Pictures stay out; everything else in the records below is copied exactly.

# Start of PROVIDED DATA

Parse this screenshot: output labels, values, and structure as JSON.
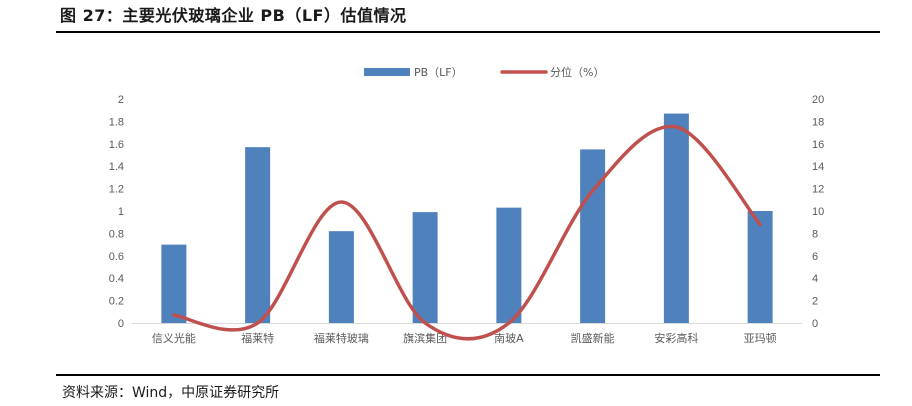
{
  "figure": {
    "title": "图 27：主要光伏玻璃企业 PB（LF）估值情况",
    "source": "资料来源：Wind，中原证券研究所"
  },
  "colors": {
    "bar": "#4f81bd",
    "line": "#c0504d",
    "axis": "#d9d9d9",
    "text": "#595959"
  },
  "chart_data": {
    "type": "bar",
    "categories": [
      "信义光能",
      "福莱特",
      "福莱特玻璃",
      "旗滨集团",
      "南玻A",
      "凯盛新能",
      "安彩高科",
      "亚玛顿"
    ],
    "series": [
      {
        "name": "PB（LF）",
        "type": "bar",
        "axis": "left",
        "values": [
          0.7,
          1.57,
          0.82,
          0.99,
          1.03,
          1.55,
          1.87,
          1.0
        ]
      },
      {
        "name": "分位（%）",
        "type": "line",
        "axis": "right",
        "values": [
          0.7,
          0,
          10.8,
          0,
          0,
          11.8,
          17.5,
          8.8
        ]
      }
    ],
    "y_left": {
      "min": 0,
      "max": 2,
      "ticks": [
        "0",
        "0.2",
        "0.4",
        "0.6",
        "0.8",
        "1",
        "1.2",
        "1.4",
        "1.6",
        "1.8",
        "2"
      ]
    },
    "y_right": {
      "min": 0,
      "max": 20,
      "ticks": [
        "0",
        "2",
        "4",
        "6",
        "8",
        "10",
        "12",
        "14",
        "16",
        "18",
        "20"
      ]
    },
    "grid": false,
    "legend_position": "top-center"
  }
}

# End of PROVIDED DATA

**SOLUTION:**
Parse this screenshot: output labels, values, and structure as JSON.
{
  "figure": {
    "title": "图 27：主要光伏玻璃企业 PB（LF）估值情况",
    "source": "资料来源：Wind，中原证券研究所"
  },
  "colors": {
    "bar": "#4f81bd",
    "line": "#c0504d",
    "axis": "#d9d9d9",
    "text": "#595959"
  },
  "chart_data": {
    "type": "bar",
    "categories": [
      "信义光能",
      "福莱特",
      "福莱特玻璃",
      "旗滨集团",
      "南玻A",
      "凯盛新能",
      "安彩高科",
      "亚玛顿"
    ],
    "series": [
      {
        "name": "PB（LF）",
        "type": "bar",
        "axis": "left",
        "values": [
          0.7,
          1.57,
          0.82,
          0.99,
          1.03,
          1.55,
          1.87,
          1.0
        ]
      },
      {
        "name": "分位（%）",
        "type": "line",
        "axis": "right",
        "values": [
          0.7,
          0,
          10.8,
          0,
          0,
          11.8,
          17.5,
          8.8
        ]
      }
    ],
    "y_left": {
      "min": 0,
      "max": 2,
      "ticks": [
        "0",
        "0.2",
        "0.4",
        "0.6",
        "0.8",
        "1",
        "1.2",
        "1.4",
        "1.6",
        "1.8",
        "2"
      ]
    },
    "y_right": {
      "min": 0,
      "max": 20,
      "ticks": [
        "0",
        "2",
        "4",
        "6",
        "8",
        "10",
        "12",
        "14",
        "16",
        "18",
        "20"
      ]
    },
    "grid": false,
    "legend_position": "top-center"
  }
}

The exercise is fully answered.